■ **Challenge**
Say how many lines of the listing below contain "无法比较", giving the number and nothing else.

■ **Records**
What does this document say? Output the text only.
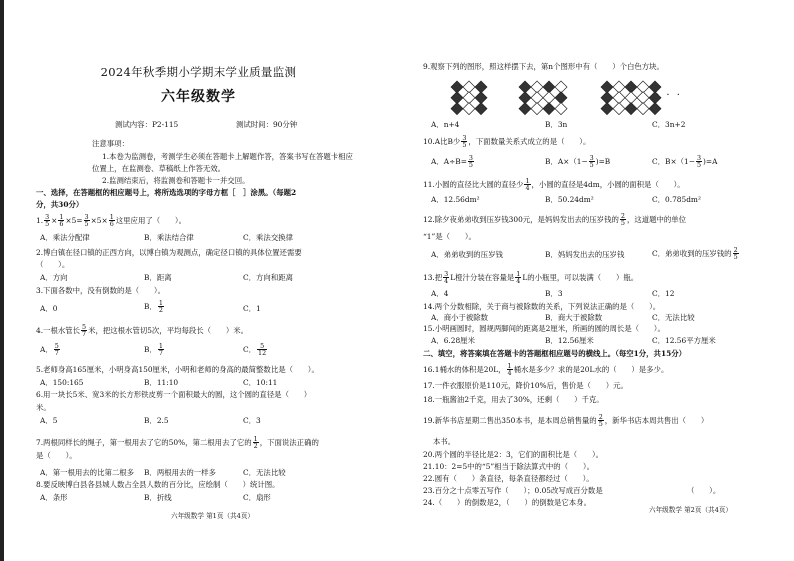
2024年秋季期小学期末学业质量监测
六年级数学
测试内容：P2-115	测试时间：90分钟
注意事项：
1.本卷为监测卷，考测学生必须在答题卡上解题作答，答案书写在答题卡相应
位置上，在监测卷、草稿纸上作答无效。
2.监测结束后，将监测卷和答题卡一并交回。
一、选择，在答题框的相应题号上，将所选选项的字母方框［　］涂黑。（每题2
分，共30分）
1. $\frac{3}{5} \times \frac{1}{6} \times 5= \frac{3}{5} \times 5\times \frac{1}{6}$ 这里应用了（　　）。
A．乘法分配律	B．乘法结合律	C．乘法交换律
2.博白镇在径口镇的正西方向，以博白镇为观测点，确定径口镇的具体位置还需要
（　　）。
A．方向	B．距离	C．方向和距离
3.下面各数中，没有倒数的是（　　）。
A．0	B． $\frac{1}{2}$	C．1
4.一根水管长 $\frac{5}{7}$ 米，把这根水管切5次，平均每段长（　　）米。
A． $\frac{5}{7}$	B． $\frac{1}{7}$	C． $\frac{5}{12}$
5.老师身高165厘米，小明身高150厘米，小明和老师的身高的最简整数比是（　　）。
A．150:165	B．11:10	C．10:11
6.用一块长5米、宽3米的长方形铁皮剪一个面积最大的圆，这个圆的直径是（　　）
米。
A．5	B．2.5	C．3
7.两根同样长的绳子，第一根用去了它的50%，第二根用去了它的 $\frac{1}{2}$ ，下面说法正确的
是（　　）。
A．第一根用去的比第二根多 B．两根用去的一样多	C．无法比较
8.要反映博白县各县城人数占全县人数的百分比，应绘制（　　）统计图。
A．条形	B．折线	C．扇形
六年级数学 第1页（共4页）
9.观察下列的图形，照这样摆下去，第n个图形中有（　　）个白色方块。
· · ·
A．n+4	B．3n	C．3n+2
10.A比B少 $\frac{3}{5}$ ，下面数量关系式成立的是（　　）。
A．$A\div B= \frac{3}{5}$	B．$A\times(1- \frac{3}{5} )=B$	C．$B\times(1- \frac{3}{5} )=A$
11.小圆的直径比大圆的直径少 $\frac{1}{4}$ ，小圆的直径是4dm，小圆的面积是（　　）。
A．12.56dm²	B．50.24dm²	C．0.785dm²
12.除夕夜弟弟收到压岁钱300元，是妈妈发出去的压岁钱的 $\frac{2}{5}$ ，这道题中的单位
“1”是（　　）。
A．弟弟收到的压岁钱	B．妈妈发出去的压岁钱	C．弟弟收到的压岁钱的 $\frac{2}{5}$
13.把 $\frac{3}{4}$ L橙汁分装在容量是 $\frac{1}{4}$ L的小瓶里，可以装满（　　）瓶。
A．4	B．3	C．12
14.两个分数相除，关于商与被除数的关系，下列说法正确的是（　　）。
A．商小于被除数	B．商大于被除数	C．无法比较
15.小明画圆时，圆规两脚间的距离是2厘米，所画的圆的周长是（　　）。
A．6.28厘米	B．12.56厘米	C．12.56平方厘米
二、填空，将答案填在答题卡的答题框相应题号的横线上。（每空1分，共15分）
16.1桶水的体积是20L， $\frac{1}{4}$ 桶水是多少？求的是20L水的（　　）是多少。
17.一件衣服原价是110元，降价10%后，售价是（　　）元。
18.一瓶酱油2千克，用去了30%，还剩（　　）千克。
19.新华书店星期二售出350本书，是本周总销售量的 $\frac{2}{5}$ ，新华书店本周共售出（　　）
本书。
20.两个圆的半径比是2：3，它们的面积比是（　　）。
21.10：2=5中的“5”相当于除法算式中的（　　）。
22.圆有（　　）条直径，每条直径都经过（　　）。
23.百分之十点零五写作（　　）；0.05改写成百分数是	（　　）。
24.（　　）的倒数是2，（　　）的倒数是它本身。
六年级数学 第2页（共4页）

■ **The reply**
2